Set exercise: Write out the full set of records exactly. Any pictures in them do not belong in the copy.

:: Listed entries

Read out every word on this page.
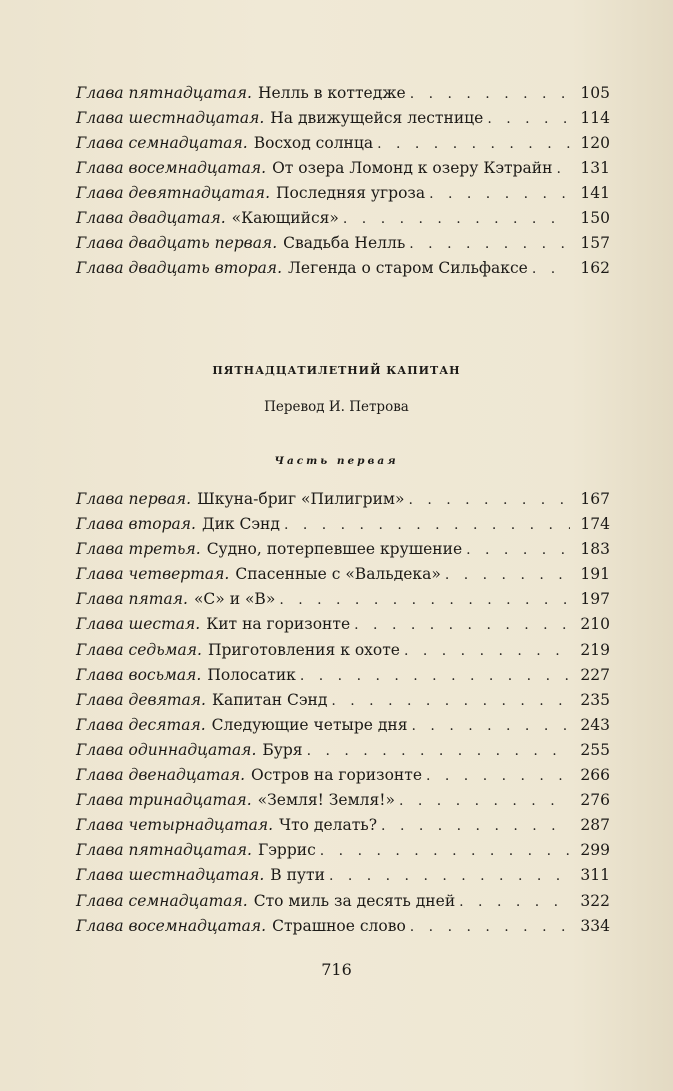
Глава пятнадцатая. Нелль в коттедже . . .	105
Глава шестнадцатая. На движущейся лестнице . . .	114
Глава семнадцатая. Восход солнца . . .	120
Глава восемнадцатая. От озера Ломонд к озеру Кэтрайн . . .	131
Глава девятнадцатая. Последняя угроза . . .	141
Глава двадцатая. «Кающийся» . . .	150
Глава двадцать первая. Свадьба Нелль . . .	157
Глава двадцать вторая. Легенда о старом Сильфаксе . . .	162
ПЯТНАДЦАТИЛЕТНИЙ КАПИТАН
Перевод И. Петрова
Часть первая
Глава первая. Шкуна-бриг «Пилигрим» . . .	167
Глава вторая. Дик Сэнд . . .	174
Глава третья. Судно, потерпевшее крушение . . .	183
Глава четвертая. Спасенные с «Вальдека» . . .	191
Глава пятая. «С» и «В» . . .	197
Глава шестая. Кит на горизонте . . .	210
Глава седьмая. Приготовления к охоте . . .	219
Глава восьмая. Полосатик . . .	227
Глава девятая. Капитан Сэнд . . .	235
Глава десятая. Следующие четыре дня . . .	243
Глава одиннадцатая. Буря . . .	255
Глава двенадцатая. Остров на горизонте . . .	266
Глава тринадцатая. «Земля! Земля!» . . .	276
Глава четырнадцатая. Что делать? . . .	287
Глава пятнадцатая. Гэррис . . .	299
Глава шестнадцатая. В пути . . .	311
Глава семнадцатая. Сто миль за десять дней . . .	322
Глава восемнадцатая. Страшное слово . . .	334
716
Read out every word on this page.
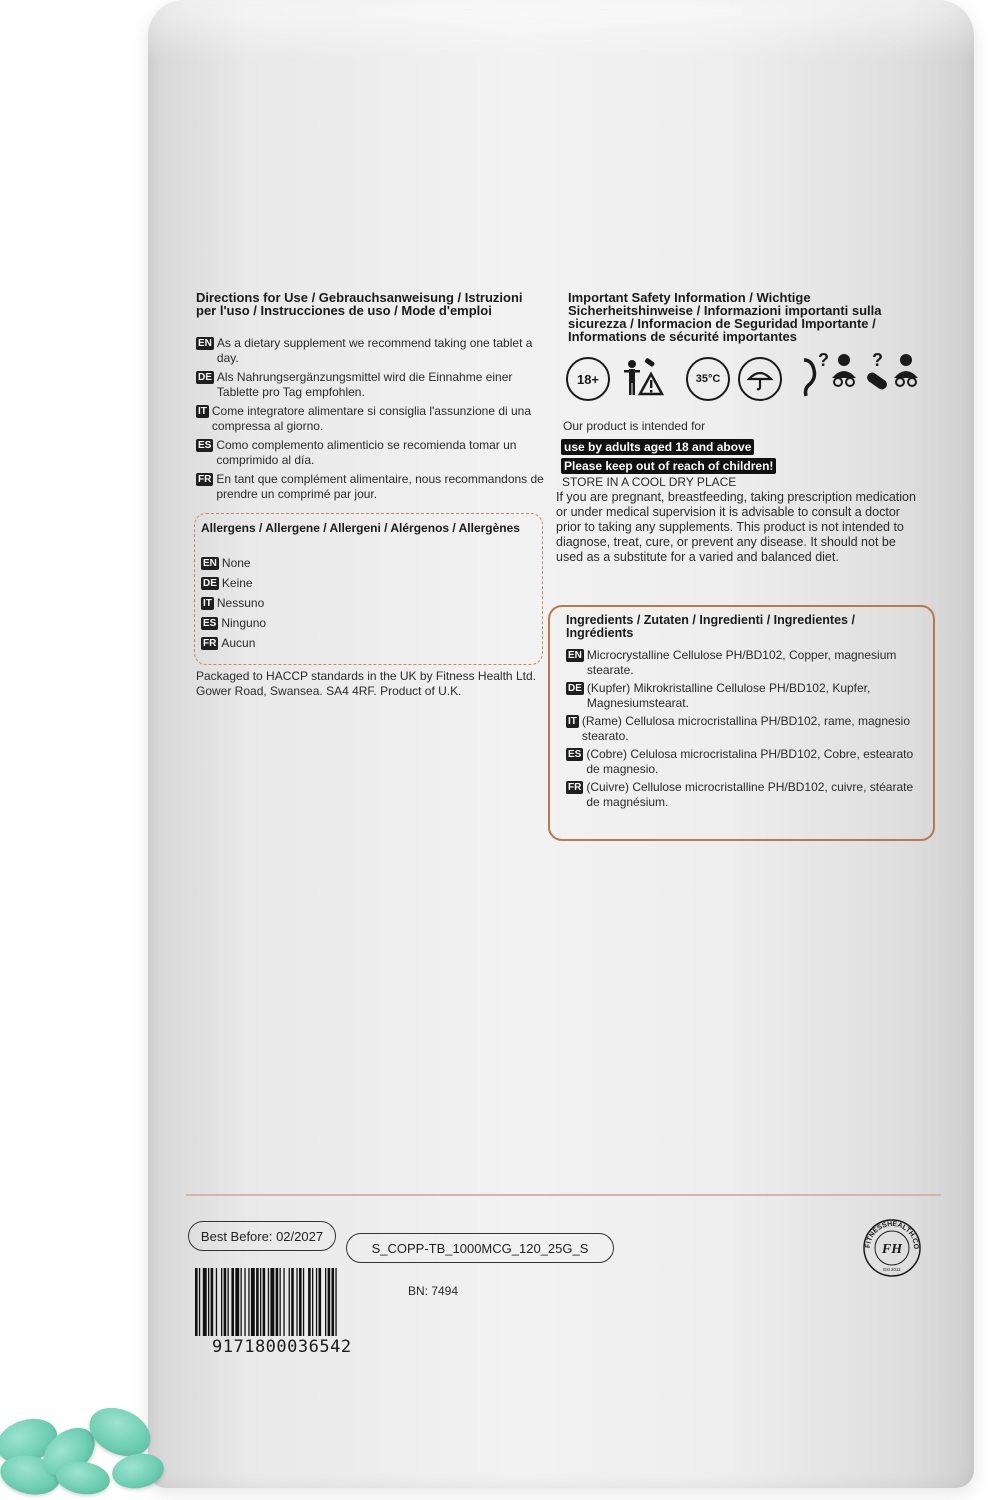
Directions for Use / Gebrauchsanweisung / Istruzioni per l'uso / Instrucciones de uso / Mode d'emploi
EN As a dietary supplement we recommend taking one tablet a day.
DE Als Nahrungsergänzungsmittel wird die Einnahme einer Tablette pro Tag empfohlen.
IT Come integratore alimentare si consiglia l'assunzione di una compressa al giorno.
ES Como complemento alimenticio se recomienda tomar un comprimido al día.
FR En tant que complément alimentaire, nous recommandons de prendre un comprimé par jour.
Allergens / Allergene / Allergeni / Alérgenos / Allergènes
EN None
DE Keine
IT Nessuno
ES Ninguno
FR Aucun
Packaged to HACCP standards in the UK by Fitness Health Ltd. Gower Road, Swansea. SA4 4RF. Product of U.K.
Important Safety Information / Wichtige Sicherheitshinweise / Informazioni importanti sulla sicurezza / Informacion de Seguridad Importante / Informations de sécurité importantes
18+	35°C
? ?
Our product is intended for
use by adults aged 18 and above
Please keep out of reach of children!
STORE IN A COOL DRY PLACE
If you are pregnant, breastfeeding, taking prescription medication or under medical supervision it is advisable to consult a doctor prior to taking any supplements. This product is not intended to diagnose, treat, cure, or prevent any disease. It should not be used as a substitute for a varied and balanced diet.
Ingredients / Zutaten / Ingredienti / Ingredientes / Ingrédients
EN Microcrystalline Cellulose PH/BD102, Copper, magnesium stearate.
DE (Kupfer) Mikrokristalline Cellulose PH/BD102, Kupfer, Magnesiumstearat.
IT (Rame) Cellulosa microcristallina PH/BD102, rame, magnesio stearato.
ES (Cobre) Celulosa microcristalina PH/BD102, Cobre, estearato de magnesio.
FR (Cuivre) Cellulose microcristalline PH/BD102, cuivre, stéarate de magnésium.
Best Before: 02/2027
S_COPP-TB_1000MCG_120_25G_S	FITNESSHEALTH.CO
FH
Est 2011
9171800036542
BN: 7494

::::

Result below:
Read out every word on this page.
Глава пятнадцатая. Нелль в коттедже . . .	105
Глава шестнадцатая. На движущейся лестнице . . .	114
Глава семнадцатая. Восход солнца . . .	120
Глава восемнадцатая. От озера Ломонд к озеру Кэтрайн . . .	131
Глава девятнадцатая. Последняя угроза . . .	141
Глава двадцатая. «Кающийся» . . .	150
Глава двадцать первая. Свадьба Нелль . . .	157
Глава двадцать вторая. Легенда о старом Сильфаксе . . .	162
ПЯТНАДЦАТИЛЕТНИЙ КАПИТАН
Перевод И. Петрова
Часть первая
Глава первая. Шкуна-бриг «Пилигрим» . . .	167
Глава вторая. Дик Сэнд . . .	174
Глава третья. Судно, потерпевшее крушение . . .	183
Глава четвертая. Спасенные с «Вальдека» . . .	191
Глава пятая. «С» и «В» . . .	197
Глава шестая. Кит на горизонте . . .	210
Глава седьмая. Приготовления к охоте . . .	219
Глава восьмая. Полосатик . . .	227
Глава девятая. Капитан Сэнд . . .	235
Глава десятая. Следующие четыре дня . . .	243
Глава одиннадцатая. Буря . . .	255
Глава двенадцатая. Остров на горизонте . . .	266
Глава тринадцатая. «Земля! Земля!» . . .	276
Глава четырнадцатая. Что делать? . . .	287
Глава пятнадцатая. Гэррис . . .	299
Глава шестнадцатая. В пути . . .	311
Глава семнадцатая. Сто миль за десять дней . . .	322
Глава восемнадцатая. Страшное слово . . .	334
716
Read out every word on this page.
Directions for Use / Gebrauchsanweisung / Istruzioni per l'uso / Instrucciones de uso / Mode d'emploi
EN As a dietary supplement we recommend taking one tablet a day.
DE Als Nahrungsergänzungsmittel wird die Einnahme einer Tablette pro Tag empfohlen.
IT Come integratore alimentare si consiglia l'assunzione di una compressa al giorno.
ES Como complemento alimenticio se recomienda tomar un comprimido al día.
FR En tant que complément alimentaire, nous recommandons de prendre un comprimé par jour.
Allergens / Allergene / Allergeni / Alérgenos / Allergènes
EN None
DE Keine
IT Nessuno
ES Ninguno
FR Aucun
Packaged to HACCP standards in the UK by Fitness Health Ltd. Gower Road, Swansea. SA4 4RF. Product of U.K.
Important Safety Information / Wichtige Sicherheitshinweise / Informazioni importanti sulla sicurezza / Informacion de Seguridad Importante / Informations de sécurité importantes
18+	35°C
? ?
Our product is intended for
use by adults aged 18 and above
Please keep out of reach of children!
STORE IN A COOL DRY PLACE
If you are pregnant, breastfeeding, taking prescription medication or under medical supervision it is advisable to consult a doctor prior to taking any supplements. This product is not intended to diagnose, treat, cure, or prevent any disease. It should not be used as a substitute for a varied and balanced diet.
Ingredients / Zutaten / Ingredienti / Ingredientes / Ingrédients
EN Microcrystalline Cellulose PH/BD102, Copper, magnesium stearate.
DE (Kupfer) Mikrokristalline Cellulose PH/BD102, Kupfer, Magnesiumstearat.
IT (Rame) Cellulosa microcristallina PH/BD102, rame, magnesio stearato.
ES (Cobre) Celulosa microcristalina PH/BD102, Cobre, estearato de magnesio.
FR (Cuivre) Cellulose microcristalline PH/BD102, cuivre, stéarate de magnésium.
Best Before: 02/2027
S_COPP-TB_1000MCG_120_25G_S	FITNESSHEALTH.CO
FH
Est 2011
9171800036542
BN: 7494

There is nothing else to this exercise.